* [Challenge]:
Return, word for word, the stretch from "## zigmeister (Jan" through "into the shell." in the AR5 bottom bracket thread below.

# 2014 AR5 Bottom Bracket



## rlcpross (Jun 19, 2006)

Hey everyone my first post.

Just ordered the new new 2014 Felt AR5, well its on back order. It comes with all 105 components except the crankset, its a FSA Omega BB30. Well this is the part I'm not sure about. I want to swap everything out to Ultegra. The deraileurs and the shifters are the easy part.

Here is my question.
I want to put this Ultegra Compact Crankset FC-6750 172.5mm on the bike seeing how I already have it. Will I need to get a different bottom bracket to swap this out? And if so which one would be the best option?

Everywhere I've read about swapping out the cranksets, it sounds like I will have to get adaptors for it to work. For some reason FSA and Shimano are different and you can't just make an easy swap.

Thanks in advance for the help!


----------



## Superdave3T (May 11, 2009)

rlcpross said:


> Hey everyone my first post.
> 
> Just ordered the new new 2014 Felt AR5, well its on back order. It comes with all 105 components except the crankset, its a FSA Omega BB30. Well this is the part I'm not sure about. I want to swap everything out to Ultegra. The deraileurs and the shifters are the easy part.
> 
> ...


Why not just buy the AR4 with Ultegra?

The Praxis adapter can be installed or the WheelsManufacturing or FSA reducers can be used with the existing BB bearings.

-SD


----------



## rlcpross (Jun 19, 2006)

I knew someone would say this "Why not just buy the AR4 with Ultegra?"

Well I guess I like the looks of the AR5 better and I can upgrade it cheaper to Ultega than the $1000 diference. I've looked at Praxis and they seem to be the best bet so far. Thanks for the advice. Once I get the bike I will probably get the Praxis.


----------



## zigmeister (Jan 26, 2012)

I would recommend Praxis for this. Personally, the press-fit option is OK. But the Praxis, will self install with two simple tools and really hold itself in the BB and limit any possibility of movement/issues.

You just need something like the Park BBT-19 socket and BBT-9 wrench. Put your torque wrench on the socket, and screw together after greasing it to proper torque setting per instructions. Self-press configuration for installation into the shell.

EnduroForks has a similar adapter for BB30 to GXP BB with ceramic bearing options. I know you are talking Shimano here, just throwing that out for others who run Sram GXP/Quarq S975 setups, there is a solution for GXP cranks as well for the BB30 new ARs.

* [Given records]:

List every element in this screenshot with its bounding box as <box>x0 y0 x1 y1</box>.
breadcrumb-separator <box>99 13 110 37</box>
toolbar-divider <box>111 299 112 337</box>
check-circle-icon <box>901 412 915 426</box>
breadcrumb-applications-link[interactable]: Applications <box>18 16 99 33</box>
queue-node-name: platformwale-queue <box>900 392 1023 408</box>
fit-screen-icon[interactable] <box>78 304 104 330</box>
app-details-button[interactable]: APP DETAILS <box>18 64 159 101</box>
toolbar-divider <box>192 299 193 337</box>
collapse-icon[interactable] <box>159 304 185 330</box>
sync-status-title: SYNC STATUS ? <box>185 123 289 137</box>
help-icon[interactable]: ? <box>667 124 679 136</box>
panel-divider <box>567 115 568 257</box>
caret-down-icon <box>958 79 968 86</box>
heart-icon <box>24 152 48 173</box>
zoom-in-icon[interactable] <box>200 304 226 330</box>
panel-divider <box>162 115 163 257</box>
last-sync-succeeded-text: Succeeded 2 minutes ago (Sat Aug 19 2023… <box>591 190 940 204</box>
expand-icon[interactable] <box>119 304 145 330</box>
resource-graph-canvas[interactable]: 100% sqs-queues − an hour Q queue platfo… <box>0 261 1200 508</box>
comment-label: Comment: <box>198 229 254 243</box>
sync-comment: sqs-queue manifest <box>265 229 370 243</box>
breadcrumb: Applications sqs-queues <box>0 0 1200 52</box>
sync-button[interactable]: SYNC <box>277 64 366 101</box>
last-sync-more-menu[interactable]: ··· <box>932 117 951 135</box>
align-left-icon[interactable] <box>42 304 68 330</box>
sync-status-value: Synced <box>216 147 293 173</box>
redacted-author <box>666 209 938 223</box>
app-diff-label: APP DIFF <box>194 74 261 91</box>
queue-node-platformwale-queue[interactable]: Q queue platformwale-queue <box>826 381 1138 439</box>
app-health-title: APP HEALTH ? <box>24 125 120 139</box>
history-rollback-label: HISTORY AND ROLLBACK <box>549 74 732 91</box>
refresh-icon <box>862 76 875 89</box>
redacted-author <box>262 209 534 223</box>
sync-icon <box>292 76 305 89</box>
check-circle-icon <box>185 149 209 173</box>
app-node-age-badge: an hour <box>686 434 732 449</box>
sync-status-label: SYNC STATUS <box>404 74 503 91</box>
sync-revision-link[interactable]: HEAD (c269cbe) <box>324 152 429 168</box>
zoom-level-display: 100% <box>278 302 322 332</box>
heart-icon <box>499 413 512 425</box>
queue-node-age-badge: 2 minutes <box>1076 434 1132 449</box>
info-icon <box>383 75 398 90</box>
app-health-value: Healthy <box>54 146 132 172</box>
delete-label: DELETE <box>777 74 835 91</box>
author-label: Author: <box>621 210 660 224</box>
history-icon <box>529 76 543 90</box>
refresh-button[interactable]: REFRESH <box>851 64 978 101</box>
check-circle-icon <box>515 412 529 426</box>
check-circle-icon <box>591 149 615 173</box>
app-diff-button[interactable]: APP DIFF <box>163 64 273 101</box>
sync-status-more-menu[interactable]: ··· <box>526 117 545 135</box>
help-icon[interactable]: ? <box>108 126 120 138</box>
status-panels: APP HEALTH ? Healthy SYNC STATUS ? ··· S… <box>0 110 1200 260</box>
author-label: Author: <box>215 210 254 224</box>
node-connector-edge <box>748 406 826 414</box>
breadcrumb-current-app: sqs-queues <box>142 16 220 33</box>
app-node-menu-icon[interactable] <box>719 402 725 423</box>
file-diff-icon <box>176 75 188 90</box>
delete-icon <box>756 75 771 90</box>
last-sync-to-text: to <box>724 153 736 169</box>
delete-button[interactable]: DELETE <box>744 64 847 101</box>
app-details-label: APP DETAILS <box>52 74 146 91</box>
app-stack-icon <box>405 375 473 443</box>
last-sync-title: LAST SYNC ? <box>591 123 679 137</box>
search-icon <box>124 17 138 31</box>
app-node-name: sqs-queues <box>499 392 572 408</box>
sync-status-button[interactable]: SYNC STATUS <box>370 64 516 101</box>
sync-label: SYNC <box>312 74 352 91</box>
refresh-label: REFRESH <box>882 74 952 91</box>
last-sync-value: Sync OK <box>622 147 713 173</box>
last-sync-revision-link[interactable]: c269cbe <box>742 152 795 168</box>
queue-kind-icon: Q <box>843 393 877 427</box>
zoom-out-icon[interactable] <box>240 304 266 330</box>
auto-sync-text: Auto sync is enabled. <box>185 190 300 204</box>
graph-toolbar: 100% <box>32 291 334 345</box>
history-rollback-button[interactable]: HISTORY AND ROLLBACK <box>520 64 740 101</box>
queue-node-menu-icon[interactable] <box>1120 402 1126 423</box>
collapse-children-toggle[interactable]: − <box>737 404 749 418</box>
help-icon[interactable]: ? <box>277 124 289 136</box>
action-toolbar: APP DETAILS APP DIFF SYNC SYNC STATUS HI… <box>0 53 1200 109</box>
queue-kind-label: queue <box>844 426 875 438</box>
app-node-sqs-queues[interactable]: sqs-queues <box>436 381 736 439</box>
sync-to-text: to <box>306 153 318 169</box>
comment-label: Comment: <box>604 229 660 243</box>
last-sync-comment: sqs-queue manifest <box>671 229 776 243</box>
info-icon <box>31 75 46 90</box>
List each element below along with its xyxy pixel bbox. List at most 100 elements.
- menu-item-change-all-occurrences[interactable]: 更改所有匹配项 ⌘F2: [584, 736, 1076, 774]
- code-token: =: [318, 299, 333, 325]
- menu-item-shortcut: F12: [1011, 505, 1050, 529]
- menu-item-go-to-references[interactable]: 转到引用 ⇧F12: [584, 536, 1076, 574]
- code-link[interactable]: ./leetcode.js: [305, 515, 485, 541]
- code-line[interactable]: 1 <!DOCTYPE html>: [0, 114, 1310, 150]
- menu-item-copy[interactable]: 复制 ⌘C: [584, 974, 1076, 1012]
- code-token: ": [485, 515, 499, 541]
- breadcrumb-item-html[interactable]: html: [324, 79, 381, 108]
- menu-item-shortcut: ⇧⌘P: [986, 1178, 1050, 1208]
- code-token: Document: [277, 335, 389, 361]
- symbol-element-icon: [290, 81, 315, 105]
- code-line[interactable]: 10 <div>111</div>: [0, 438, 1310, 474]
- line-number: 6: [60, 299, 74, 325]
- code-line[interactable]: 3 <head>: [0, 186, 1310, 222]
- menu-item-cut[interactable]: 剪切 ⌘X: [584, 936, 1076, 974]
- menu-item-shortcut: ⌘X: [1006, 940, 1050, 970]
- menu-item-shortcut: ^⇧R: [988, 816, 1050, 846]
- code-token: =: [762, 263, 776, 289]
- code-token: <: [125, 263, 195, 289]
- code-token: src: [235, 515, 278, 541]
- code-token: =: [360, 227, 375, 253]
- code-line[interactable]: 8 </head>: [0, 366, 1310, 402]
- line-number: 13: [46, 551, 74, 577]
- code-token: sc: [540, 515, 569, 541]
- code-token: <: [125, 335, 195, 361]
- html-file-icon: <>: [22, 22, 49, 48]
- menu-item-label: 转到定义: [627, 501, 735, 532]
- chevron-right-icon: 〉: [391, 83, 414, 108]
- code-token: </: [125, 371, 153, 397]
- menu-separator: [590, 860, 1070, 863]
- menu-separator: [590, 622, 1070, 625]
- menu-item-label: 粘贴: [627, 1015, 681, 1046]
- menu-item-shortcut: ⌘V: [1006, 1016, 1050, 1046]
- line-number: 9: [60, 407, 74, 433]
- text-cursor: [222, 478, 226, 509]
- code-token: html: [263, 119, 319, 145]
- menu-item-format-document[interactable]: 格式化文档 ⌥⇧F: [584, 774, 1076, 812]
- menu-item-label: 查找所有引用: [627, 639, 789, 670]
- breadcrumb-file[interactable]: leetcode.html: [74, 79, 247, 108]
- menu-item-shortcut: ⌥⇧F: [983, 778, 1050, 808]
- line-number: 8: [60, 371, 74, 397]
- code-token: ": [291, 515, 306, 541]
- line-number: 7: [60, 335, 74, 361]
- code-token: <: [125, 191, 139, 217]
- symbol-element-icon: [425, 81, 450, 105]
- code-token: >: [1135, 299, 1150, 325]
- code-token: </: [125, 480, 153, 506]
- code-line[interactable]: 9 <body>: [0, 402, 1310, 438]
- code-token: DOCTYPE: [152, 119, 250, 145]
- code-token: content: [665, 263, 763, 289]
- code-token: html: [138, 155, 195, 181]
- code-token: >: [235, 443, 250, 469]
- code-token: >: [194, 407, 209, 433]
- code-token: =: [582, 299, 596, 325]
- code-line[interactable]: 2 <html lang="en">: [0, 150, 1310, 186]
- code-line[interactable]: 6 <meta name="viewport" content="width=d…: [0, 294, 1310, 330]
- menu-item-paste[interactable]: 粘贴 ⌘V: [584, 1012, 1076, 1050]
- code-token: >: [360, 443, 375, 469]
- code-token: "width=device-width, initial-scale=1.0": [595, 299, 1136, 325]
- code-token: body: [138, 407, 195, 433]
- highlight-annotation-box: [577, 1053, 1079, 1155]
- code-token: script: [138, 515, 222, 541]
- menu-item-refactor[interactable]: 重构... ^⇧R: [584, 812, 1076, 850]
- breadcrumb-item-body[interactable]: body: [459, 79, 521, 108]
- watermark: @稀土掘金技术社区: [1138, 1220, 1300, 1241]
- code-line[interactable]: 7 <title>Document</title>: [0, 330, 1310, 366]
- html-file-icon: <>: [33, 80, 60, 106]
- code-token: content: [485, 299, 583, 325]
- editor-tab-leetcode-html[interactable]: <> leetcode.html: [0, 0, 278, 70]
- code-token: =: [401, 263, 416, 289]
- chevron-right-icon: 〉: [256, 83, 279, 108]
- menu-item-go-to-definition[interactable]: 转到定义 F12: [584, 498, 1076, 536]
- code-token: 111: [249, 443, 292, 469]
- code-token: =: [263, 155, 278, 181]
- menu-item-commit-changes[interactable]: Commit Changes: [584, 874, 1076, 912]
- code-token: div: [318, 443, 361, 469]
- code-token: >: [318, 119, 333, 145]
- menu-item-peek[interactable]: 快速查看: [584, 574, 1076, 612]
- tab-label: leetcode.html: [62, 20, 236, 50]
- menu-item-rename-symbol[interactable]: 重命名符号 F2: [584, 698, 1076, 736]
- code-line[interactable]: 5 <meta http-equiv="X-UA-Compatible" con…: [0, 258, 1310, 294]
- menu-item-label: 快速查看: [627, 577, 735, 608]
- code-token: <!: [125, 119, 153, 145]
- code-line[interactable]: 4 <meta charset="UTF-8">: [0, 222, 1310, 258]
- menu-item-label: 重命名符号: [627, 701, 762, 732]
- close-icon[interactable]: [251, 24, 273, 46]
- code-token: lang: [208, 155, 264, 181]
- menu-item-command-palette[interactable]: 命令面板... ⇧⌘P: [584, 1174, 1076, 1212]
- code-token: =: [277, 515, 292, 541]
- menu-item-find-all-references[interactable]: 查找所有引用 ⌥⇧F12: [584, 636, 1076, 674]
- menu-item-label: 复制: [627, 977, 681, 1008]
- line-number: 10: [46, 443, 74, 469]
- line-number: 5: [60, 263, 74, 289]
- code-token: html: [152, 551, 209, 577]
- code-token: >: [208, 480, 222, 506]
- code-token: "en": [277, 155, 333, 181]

* [Solution below]:
## zigmeister (Jan 26, 2012)

I would recommend Praxis for this. Personally, the press-fit option is OK. But the Praxis, will self install with two simple tools and really hold itself in the BB and limit any possibility of movement/issues.

You just need something like the Park BBT-19 socket and BBT-9 wrench. Put your torque wrench on the socket, and screw together after greasing it to proper torque setting per instructions. Self-press configuration for installation into the shell.